EXERCISE INSTRUCTIONS ::
Quote the records that follow in full and exactly; leave out the pictures.

GIVEN DATA ::
*****
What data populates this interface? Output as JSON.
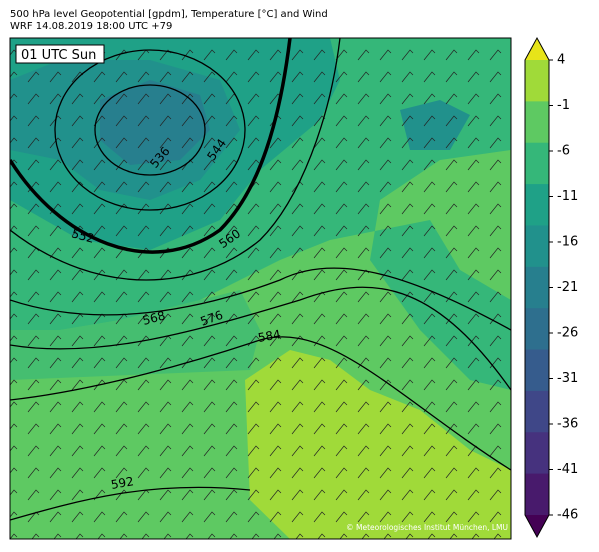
{
  "header": {
    "title": "500 hPa level Geopotential [gpdm], Temperature [°C] and Wind",
    "subtitle": "WRF 14.08.2019 18:00 UTC +79"
  },
  "map": {
    "time_label": "01 UTC Sun",
    "contour_labels": [
      "536",
      "544",
      "552",
      "560",
      "568",
      "576",
      "584",
      "592"
    ],
    "credit": "© Meteorologisches Institut München, LMU"
  },
  "colorbar": {
    "ticks": [
      4,
      -1,
      -6,
      -11,
      -16,
      -21,
      -26,
      -31,
      -36,
      -41,
      -46
    ],
    "colors": [
      "#e7e419",
      "#a0da39",
      "#5ec962",
      "#35b779",
      "#1fa187",
      "#21918c",
      "#277f8e",
      "#2e6f8e",
      "#365c8d",
      "#3f4788",
      "#46327e",
      "#481a6c",
      "#440154"
    ]
  }
}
*****
THE SOLUTION ::
What data populates this interface? Output as JSON.
{
  "header": {
    "title": "500 hPa level Geopotential [gpdm], Temperature [°C] and Wind",
    "subtitle": "WRF 14.08.2019 18:00 UTC +79"
  },
  "map": {
    "time_label": "01 UTC Sun",
    "contour_labels": [
      "536",
      "544",
      "552",
      "560",
      "568",
      "576",
      "584",
      "592"
    ],
    "credit": "© Meteorologisches Institut München, LMU"
  },
  "colorbar": {
    "ticks": [
      4,
      -1,
      -6,
      -11,
      -16,
      -21,
      -26,
      -31,
      -36,
      -41,
      -46
    ],
    "colors": [
      "#e7e419",
      "#a0da39",
      "#5ec962",
      "#35b779",
      "#1fa187",
      "#21918c",
      "#277f8e",
      "#2e6f8e",
      "#365c8d",
      "#3f4788",
      "#46327e",
      "#481a6c",
      "#440154"
    ]
  }
}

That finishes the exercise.